## CHALLENGE
Skip the images and copy each record exactly as written.

(Figure data in JSON)

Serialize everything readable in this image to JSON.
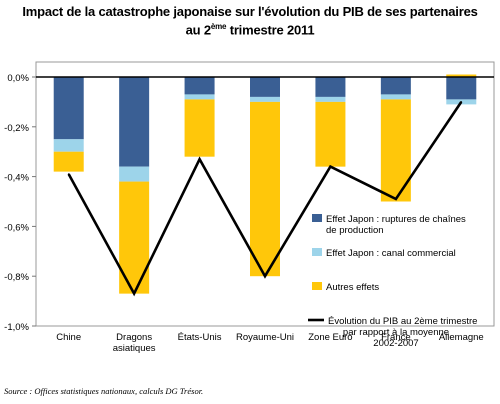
{
  "title_line1": "Impact de la catastrophe japonaise sur l'évolution du PIB de ses partenaires",
  "title_line2_prefix": "au 2",
  "title_line2_sup": "ème",
  "title_line2_suffix": " trimestre 2011",
  "source": "Source : Offices statistiques nationaux, calculs DG Trésor.",
  "chart_data": {
    "type": "bar",
    "stacked": true,
    "categories": [
      "Chine",
      "Dragons asiatiques",
      "États-Unis",
      "Royaume-Uni",
      "Zone Euro",
      "France",
      "Allemagne"
    ],
    "category_lines": [
      [
        "Chine"
      ],
      [
        "Dragons",
        "asiatiques"
      ],
      [
        "États-Unis"
      ],
      [
        "Royaume-Uni"
      ],
      [
        "Zone Euro"
      ],
      [
        "France"
      ],
      [
        "Allemagne"
      ]
    ],
    "series": [
      {
        "name": "Effet Japon : ruptures de chaînes de production",
        "name_lines": [
          "Effet Japon : ruptures de chaînes",
          "de production"
        ],
        "color": "#3a5f94",
        "values": [
          -0.25,
          -0.36,
          -0.07,
          -0.08,
          -0.08,
          -0.07,
          -0.09
        ]
      },
      {
        "name": "Effet Japon : canal commercial",
        "name_lines": [
          "Effet Japon : canal commercial"
        ],
        "color": "#9dd4ea",
        "values": [
          -0.05,
          -0.06,
          -0.02,
          -0.02,
          -0.02,
          -0.02,
          -0.02
        ]
      },
      {
        "name": "Autres effets",
        "name_lines": [
          "Autres effets"
        ],
        "color": "#ffc70a",
        "values": [
          -0.08,
          -0.45,
          -0.23,
          -0.7,
          -0.26,
          -0.41,
          0.01
        ]
      }
    ],
    "line": {
      "name": "Évolution du PIB au 2ème trimestre par rapport à la moyenne 2002-2007",
      "name_lines": [
        "Évolution du PIB au 2ème trimestre",
        "par rapport à la moyenne",
        "2002-2007"
      ],
      "color": "#000000",
      "values": [
        -0.39,
        -0.87,
        -0.33,
        -0.8,
        -0.36,
        -0.49,
        -0.1
      ]
    },
    "yticks": [
      "0,0%",
      "-0,2%",
      "-0,4%",
      "-0,6%",
      "-0,8%",
      "-1,0%"
    ],
    "ytick_values": [
      0,
      -0.2,
      -0.4,
      -0.6,
      -0.8,
      -1.0
    ],
    "ylim": [
      -1.0,
      0.1
    ],
    "grid": false,
    "legend_position": "right"
  }
}
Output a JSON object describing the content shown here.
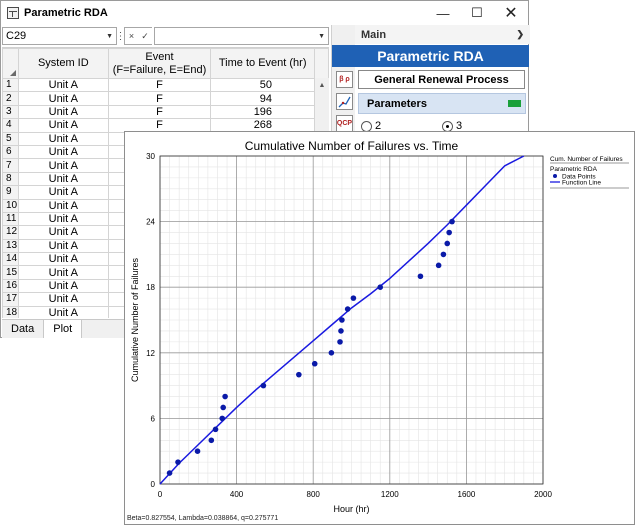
{
  "window": {
    "title": "Parametric RDA"
  },
  "formula_bar": {
    "cell_ref": "C29",
    "cancel_symbol": "×",
    "accept_symbol": "✓"
  },
  "grid": {
    "columns": [
      "System ID",
      "Event\n(F=Failure, E=End)",
      "Time to Event (hr)"
    ],
    "rows": [
      {
        "n": "1",
        "system": "Unit A",
        "event": "F",
        "time": "50"
      },
      {
        "n": "2",
        "system": "Unit A",
        "event": "F",
        "time": "94"
      },
      {
        "n": "3",
        "system": "Unit A",
        "event": "F",
        "time": "196"
      },
      {
        "n": "4",
        "system": "Unit A",
        "event": "F",
        "time": "268"
      },
      {
        "n": "5",
        "system": "Unit A",
        "event": "",
        "time": ""
      },
      {
        "n": "6",
        "system": "Unit A",
        "event": "",
        "time": ""
      },
      {
        "n": "7",
        "system": "Unit A",
        "event": "",
        "time": ""
      },
      {
        "n": "8",
        "system": "Unit A",
        "event": "",
        "time": ""
      },
      {
        "n": "9",
        "system": "Unit A",
        "event": "",
        "time": ""
      },
      {
        "n": "10",
        "system": "Unit A",
        "event": "",
        "time": ""
      },
      {
        "n": "11",
        "system": "Unit A",
        "event": "",
        "time": ""
      },
      {
        "n": "12",
        "system": "Unit A",
        "event": "",
        "time": ""
      },
      {
        "n": "13",
        "system": "Unit A",
        "event": "",
        "time": ""
      },
      {
        "n": "14",
        "system": "Unit A",
        "event": "",
        "time": ""
      },
      {
        "n": "15",
        "system": "Unit A",
        "event": "",
        "time": ""
      },
      {
        "n": "16",
        "system": "Unit A",
        "event": "",
        "time": ""
      },
      {
        "n": "17",
        "system": "Unit A",
        "event": "",
        "time": ""
      },
      {
        "n": "18",
        "system": "Unit A",
        "event": "",
        "time": ""
      }
    ]
  },
  "sheet_tabs": [
    "Data",
    "Plot"
  ],
  "panel": {
    "header": "Main",
    "banner": "Parametric RDA",
    "model": "General Renewal Process",
    "parameters_label": "Parameters",
    "radio_options": [
      {
        "label": "2",
        "selected": false
      },
      {
        "label": "3",
        "selected": true
      }
    ],
    "tools": [
      "β ρ",
      "",
      "QCP"
    ]
  },
  "colors": {
    "banner": "#1f61b5",
    "series": "#0a1aa8",
    "status": "#1aa03a"
  },
  "plot": {
    "footer": "Beta=0.827554, Lambda=0.038864, q=0.275771",
    "legend": {
      "title": "Cum. Number of Failures",
      "group": "Parametric RDA",
      "points_label": "Data Points",
      "line_label": "Function Line"
    }
  },
  "chart_data": {
    "type": "scatter",
    "title": "Cumulative Number of Failures vs. Time",
    "xlabel": "Hour (hr)",
    "ylabel": "Cumulative Number of Failures",
    "xlim": [
      0,
      2000
    ],
    "ylim": [
      0,
      30
    ],
    "xticks": [
      0,
      400,
      800,
      1200,
      1600,
      2000
    ],
    "yticks": [
      0,
      6,
      12,
      18,
      24,
      30
    ],
    "grid": true,
    "legend_position": "top-right",
    "series": [
      {
        "name": "Data Points",
        "kind": "scatter",
        "x": [
          50,
          94,
          196,
          268,
          290,
          325,
          330,
          340,
          540,
          725,
          808,
          895,
          940,
          945,
          950,
          980,
          1010,
          1150,
          1360,
          1455,
          1480,
          1500,
          1510,
          1525
        ],
        "y": [
          1,
          2,
          3,
          4,
          5,
          6,
          7,
          8,
          9,
          10,
          11,
          12,
          13,
          14,
          15,
          16,
          17,
          18,
          19,
          20,
          21,
          22,
          23,
          24
        ]
      },
      {
        "name": "Function Line",
        "kind": "line",
        "x": [
          0,
          100,
          200,
          300,
          400,
          500,
          600,
          700,
          800,
          900,
          1000,
          1100,
          1200,
          1300,
          1400,
          1500,
          1600,
          1700,
          1800,
          1900
        ],
        "y": [
          0,
          1.9,
          3.6,
          5.3,
          7.0,
          8.6,
          10.1,
          11.6,
          13.1,
          14.6,
          16.1,
          17.4,
          18.8,
          20.4,
          22.0,
          23.7,
          25.5,
          27.3,
          29.1,
          30
        ]
      }
    ]
  }
}
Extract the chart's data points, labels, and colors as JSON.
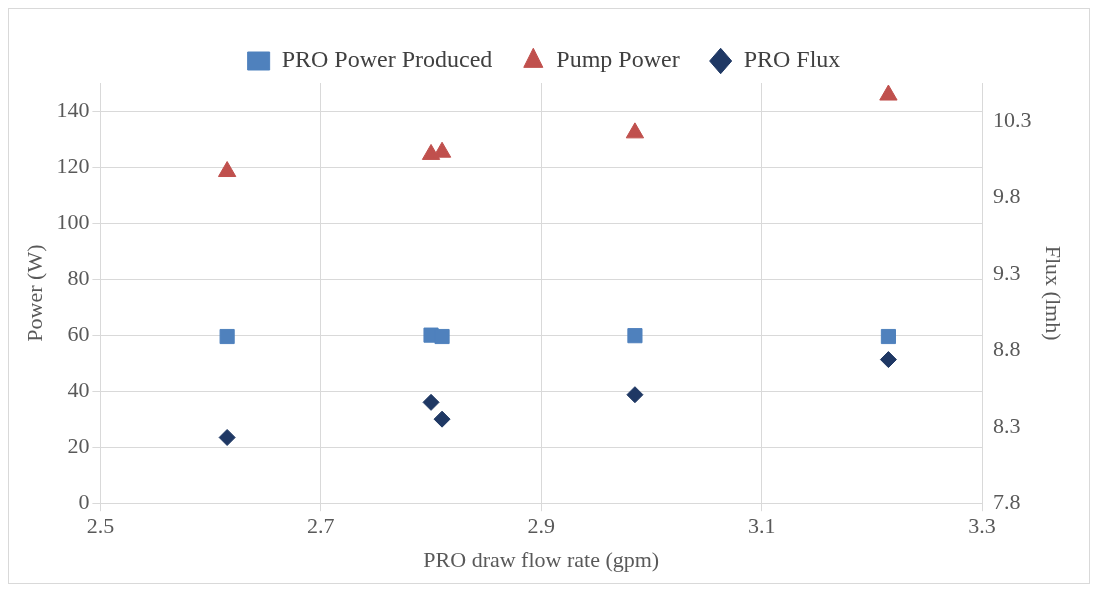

## ANSWER
Serialize everything readable in this image to JSON.
{
  "title_line1": "Impact de la catastrophe japonaise sur l'évolution du PIB de ses partenaires",
  "title_line2_prefix": "au 2",
  "title_line2_sup": "ème",
  "title_line2_suffix": " trimestre 2011",
  "source": "Source : Offices statistiques nationaux, calculs DG Trésor.",
  "chart_data": {
    "type": "bar",
    "stacked": true,
    "categories": [
      "Chine",
      "Dragons asiatiques",
      "États-Unis",
      "Royaume-Uni",
      "Zone Euro",
      "France",
      "Allemagne"
    ],
    "category_lines": [
      [
        "Chine"
      ],
      [
        "Dragons",
        "asiatiques"
      ],
      [
        "États-Unis"
      ],
      [
        "Royaume-Uni"
      ],
      [
        "Zone Euro"
      ],
      [
        "France"
      ],
      [
        "Allemagne"
      ]
    ],
    "series": [
      {
        "name": "Effet Japon : ruptures de chaînes de production",
        "name_lines": [
          "Effet Japon : ruptures de chaînes",
          "de production"
        ],
        "color": "#3a5f94",
        "values": [
          -0.25,
          -0.36,
          -0.07,
          -0.08,
          -0.08,
          -0.07,
          -0.09
        ]
      },
      {
        "name": "Effet Japon : canal commercial",
        "name_lines": [
          "Effet Japon : canal commercial"
        ],
        "color": "#9dd4ea",
        "values": [
          -0.05,
          -0.06,
          -0.02,
          -0.02,
          -0.02,
          -0.02,
          -0.02
        ]
      },
      {
        "name": "Autres effets",
        "name_lines": [
          "Autres effets"
        ],
        "color": "#ffc70a",
        "values": [
          -0.08,
          -0.45,
          -0.23,
          -0.7,
          -0.26,
          -0.41,
          0.01
        ]
      }
    ],
    "line": {
      "name": "Évolution du PIB au 2ème trimestre par rapport à la moyenne 2002-2007",
      "name_lines": [
        "Évolution du PIB au 2ème trimestre",
        "par rapport à la moyenne",
        "2002-2007"
      ],
      "color": "#000000",
      "values": [
        -0.39,
        -0.87,
        -0.33,
        -0.8,
        -0.36,
        -0.49,
        -0.1
      ]
    },
    "yticks": [
      "0,0%",
      "-0,2%",
      "-0,4%",
      "-0,6%",
      "-0,8%",
      "-1,0%"
    ],
    "ytick_values": [
      0,
      -0.2,
      -0.4,
      -0.6,
      -0.8,
      -1.0
    ],
    "ylim": [
      -1.0,
      0.1
    ],
    "grid": false,
    "legend_position": "right"
  }
}
Output a JSON object describing the content shown here.
{
  "window": {
    "title": "Parametric RDA"
  },
  "formula_bar": {
    "cell_ref": "C29",
    "cancel_symbol": "×",
    "accept_symbol": "✓"
  },
  "grid": {
    "columns": [
      "System ID",
      "Event\n(F=Failure, E=End)",
      "Time to Event (hr)"
    ],
    "rows": [
      {
        "n": "1",
        "system": "Unit A",
        "event": "F",
        "time": "50"
      },
      {
        "n": "2",
        "system": "Unit A",
        "event": "F",
        "time": "94"
      },
      {
        "n": "3",
        "system": "Unit A",
        "event": "F",
        "time": "196"
      },
      {
        "n": "4",
        "system": "Unit A",
        "event": "F",
        "time": "268"
      },
      {
        "n": "5",
        "system": "Unit A",
        "event": "",
        "time": ""
      },
      {
        "n": "6",
        "system": "Unit A",
        "event": "",
        "time": ""
      },
      {
        "n": "7",
        "system": "Unit A",
        "event": "",
        "time": ""
      },
      {
        "n": "8",
        "system": "Unit A",
        "event": "",
        "time": ""
      },
      {
        "n": "9",
        "system": "Unit A",
        "event": "",
        "time": ""
      },
      {
        "n": "10",
        "system": "Unit A",
        "event": "",
        "time": ""
      },
      {
        "n": "11",
        "system": "Unit A",
        "event": "",
        "time": ""
      },
      {
        "n": "12",
        "system": "Unit A",
        "event": "",
        "time": ""
      },
      {
        "n": "13",
        "system": "Unit A",
        "event": "",
        "time": ""
      },
      {
        "n": "14",
        "system": "Unit A",
        "event": "",
        "time": ""
      },
      {
        "n": "15",
        "system": "Unit A",
        "event": "",
        "time": ""
      },
      {
        "n": "16",
        "system": "Unit A",
        "event": "",
        "time": ""
      },
      {
        "n": "17",
        "system": "Unit A",
        "event": "",
        "time": ""
      },
      {
        "n": "18",
        "system": "Unit A",
        "event": "",
        "time": ""
      }
    ]
  },
  "sheet_tabs": [
    "Data",
    "Plot"
  ],
  "panel": {
    "header": "Main",
    "banner": "Parametric RDA",
    "model": "General Renewal Process",
    "parameters_label": "Parameters",
    "radio_options": [
      {
        "label": "2",
        "selected": false
      },
      {
        "label": "3",
        "selected": true
      }
    ],
    "tools": [
      "β ρ",
      "",
      "QCP"
    ]
  },
  "colors": {
    "banner": "#1f61b5",
    "series": "#0a1aa8",
    "status": "#1aa03a"
  },
  "plot": {
    "footer": "Beta=0.827554, Lambda=0.038864, q=0.275771",
    "legend": {
      "title": "Cum. Number of Failures",
      "group": "Parametric RDA",
      "points_label": "Data Points",
      "line_label": "Function Line"
    }
  },
  "chart_data": {
    "type": "scatter",
    "title": "Cumulative Number of Failures vs. Time",
    "xlabel": "Hour (hr)",
    "ylabel": "Cumulative Number of Failures",
    "xlim": [
      0,
      2000
    ],
    "ylim": [
      0,
      30
    ],
    "xticks": [
      0,
      400,
      800,
      1200,
      1600,
      2000
    ],
    "yticks": [
      0,
      6,
      12,
      18,
      24,
      30
    ],
    "grid": true,
    "legend_position": "top-right",
    "series": [
      {
        "name": "Data Points",
        "kind": "scatter",
        "x": [
          50,
          94,
          196,
          268,
          290,
          325,
          330,
          340,
          540,
          725,
          808,
          895,
          940,
          945,
          950,
          980,
          1010,
          1150,
          1360,
          1455,
          1480,
          1500,
          1510,
          1525
        ],
        "y": [
          1,
          2,
          3,
          4,
          5,
          6,
          7,
          8,
          9,
          10,
          11,
          12,
          13,
          14,
          15,
          16,
          17,
          18,
          19,
          20,
          21,
          22,
          23,
          24
        ]
      },
      {
        "name": "Function Line",
        "kind": "line",
        "x": [
          0,
          100,
          200,
          300,
          400,
          500,
          600,
          700,
          800,
          900,
          1000,
          1100,
          1200,
          1300,
          1400,
          1500,
          1600,
          1700,
          1800,
          1900
        ],
        "y": [
          0,
          1.9,
          3.6,
          5.3,
          7.0,
          8.6,
          10.1,
          11.6,
          13.1,
          14.6,
          16.1,
          17.4,
          18.8,
          20.4,
          22.0,
          23.7,
          25.5,
          27.3,
          29.1,
          30
        ]
      }
    ]
  }
}
Extract the chart's data points, labels, and colors as JSON.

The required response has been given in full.